### Task to carry out
Retype each entry below exactly as it stands.

### Material to process
──────────
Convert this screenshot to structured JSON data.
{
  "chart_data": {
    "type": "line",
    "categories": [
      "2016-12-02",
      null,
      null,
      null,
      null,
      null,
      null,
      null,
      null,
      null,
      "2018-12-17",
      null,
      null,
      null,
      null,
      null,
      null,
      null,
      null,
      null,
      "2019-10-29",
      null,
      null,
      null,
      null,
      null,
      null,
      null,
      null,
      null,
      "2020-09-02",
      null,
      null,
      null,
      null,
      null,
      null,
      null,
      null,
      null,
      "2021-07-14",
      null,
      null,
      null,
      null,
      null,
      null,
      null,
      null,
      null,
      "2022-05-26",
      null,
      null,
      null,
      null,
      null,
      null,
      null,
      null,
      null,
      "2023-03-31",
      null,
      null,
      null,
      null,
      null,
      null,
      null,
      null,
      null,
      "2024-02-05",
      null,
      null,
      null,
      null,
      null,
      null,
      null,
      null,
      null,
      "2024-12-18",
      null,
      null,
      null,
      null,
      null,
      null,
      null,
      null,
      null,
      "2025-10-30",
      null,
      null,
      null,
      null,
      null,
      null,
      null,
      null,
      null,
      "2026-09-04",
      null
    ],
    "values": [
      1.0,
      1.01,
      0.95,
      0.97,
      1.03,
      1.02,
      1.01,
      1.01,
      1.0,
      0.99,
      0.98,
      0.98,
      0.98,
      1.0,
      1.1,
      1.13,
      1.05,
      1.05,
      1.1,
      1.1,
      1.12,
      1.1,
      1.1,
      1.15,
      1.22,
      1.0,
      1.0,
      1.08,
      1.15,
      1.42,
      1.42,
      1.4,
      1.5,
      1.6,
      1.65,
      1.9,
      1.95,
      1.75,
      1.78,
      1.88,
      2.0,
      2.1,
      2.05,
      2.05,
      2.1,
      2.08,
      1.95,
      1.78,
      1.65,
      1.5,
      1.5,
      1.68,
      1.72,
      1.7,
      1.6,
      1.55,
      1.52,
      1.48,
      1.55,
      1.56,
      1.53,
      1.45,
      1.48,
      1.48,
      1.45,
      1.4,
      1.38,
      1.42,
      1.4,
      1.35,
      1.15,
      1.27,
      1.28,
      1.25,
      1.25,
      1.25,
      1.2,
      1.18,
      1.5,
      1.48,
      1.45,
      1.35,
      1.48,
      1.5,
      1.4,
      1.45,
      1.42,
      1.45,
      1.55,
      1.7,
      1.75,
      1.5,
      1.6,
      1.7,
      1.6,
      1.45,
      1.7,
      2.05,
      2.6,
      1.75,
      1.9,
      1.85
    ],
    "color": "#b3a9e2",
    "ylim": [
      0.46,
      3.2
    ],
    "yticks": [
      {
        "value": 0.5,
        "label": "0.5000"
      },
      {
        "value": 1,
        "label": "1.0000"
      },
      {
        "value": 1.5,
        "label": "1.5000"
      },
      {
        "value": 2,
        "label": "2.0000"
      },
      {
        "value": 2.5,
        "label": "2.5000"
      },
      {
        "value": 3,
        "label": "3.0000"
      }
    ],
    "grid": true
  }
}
──────────
### Expected answer
Convert this screenshot to structured JSON data.
{
  "chart_data": {
    "type": "line",
    "categories": [
      "2016-12-02",
      null,
      null,
      null,
      null,
      null,
      null,
      null,
      null,
      null,
      "2018-12-17",
      null,
      null,
      null,
      null,
      null,
      null,
      null,
      null,
      null,
      "2019-10-29",
      null,
      null,
      null,
      null,
      null,
      null,
      null,
      null,
      null,
      "2020-09-02",
      null,
      null,
      null,
      null,
      null,
      null,
      null,
      null,
      null,
      "2021-07-14",
      null,
      null,
      null,
      null,
      null,
      null,
      null,
      null,
      null,
      "2022-05-26",
      null,
      null,
      null,
      null,
      null,
      null,
      null,
      null,
      null,
      "2023-03-31",
      null,
      null,
      null,
      null,
      null,
      null,
      null,
      null,
      null,
      "2024-02-05",
      null,
      null,
      null,
      null,
      null,
      null,
      null,
      null,
      null,
      "2024-12-18",
      null,
      null,
      null,
      null,
      null,
      null,
      null,
      null,
      null,
      "2025-10-30",
      null,
      null,
      null,
      null,
      null,
      null,
      null,
      null,
      null,
      "2026-09-04",
      null
    ],
    "values": [
      1.0,
      1.01,
      0.95,
      0.97,
      1.03,
      1.02,
      1.01,
      1.01,
      1.0,
      0.99,
      0.98,
      0.98,
      0.98,
      1.0,
      1.1,
      1.13,
      1.05,
      1.05,
      1.1,
      1.1,
      1.12,
      1.1,
      1.1,
      1.15,
      1.22,
      1.0,
      1.0,
      1.08,
      1.15,
      1.42,
      1.42,
      1.4,
      1.5,
      1.6,
      1.65,
      1.9,
      1.95,
      1.75,
      1.78,
      1.88,
      2.0,
      2.1,
      2.05,
      2.05,
      2.1,
      2.08,
      1.95,
      1.78,
      1.65,
      1.5,
      1.5,
      1.68,
      1.72,
      1.7,
      1.6,
      1.55,
      1.52,
      1.48,
      1.55,
      1.56,
      1.53,
      1.45,
      1.48,
      1.48,
      1.45,
      1.4,
      1.38,
      1.42,
      1.4,
      1.35,
      1.15,
      1.27,
      1.28,
      1.25,
      1.25,
      1.25,
      1.2,
      1.18,
      1.5,
      1.48,
      1.45,
      1.35,
      1.48,
      1.5,
      1.4,
      1.45,
      1.42,
      1.45,
      1.55,
      1.7,
      1.75,
      1.5,
      1.6,
      1.7,
      1.6,
      1.45,
      1.7,
      2.05,
      2.6,
      1.75,
      1.9,
      1.85
    ],
    "color": "#b3a9e2",
    "ylim": [
      0.46,
      3.2
    ],
    "yticks": [
      {
        "value": 0.5,
        "label": "0.5000"
      },
      {
        "value": 1,
        "label": "1.0000"
      },
      {
        "value": 1.5,
        "label": "1.5000"
      },
      {
        "value": 2,
        "label": "2.0000"
      },
      {
        "value": 2.5,
        "label": "2.5000"
      },
      {
        "value": 3,
        "label": "3.0000"
      }
    ],
    "grid": true
  }
}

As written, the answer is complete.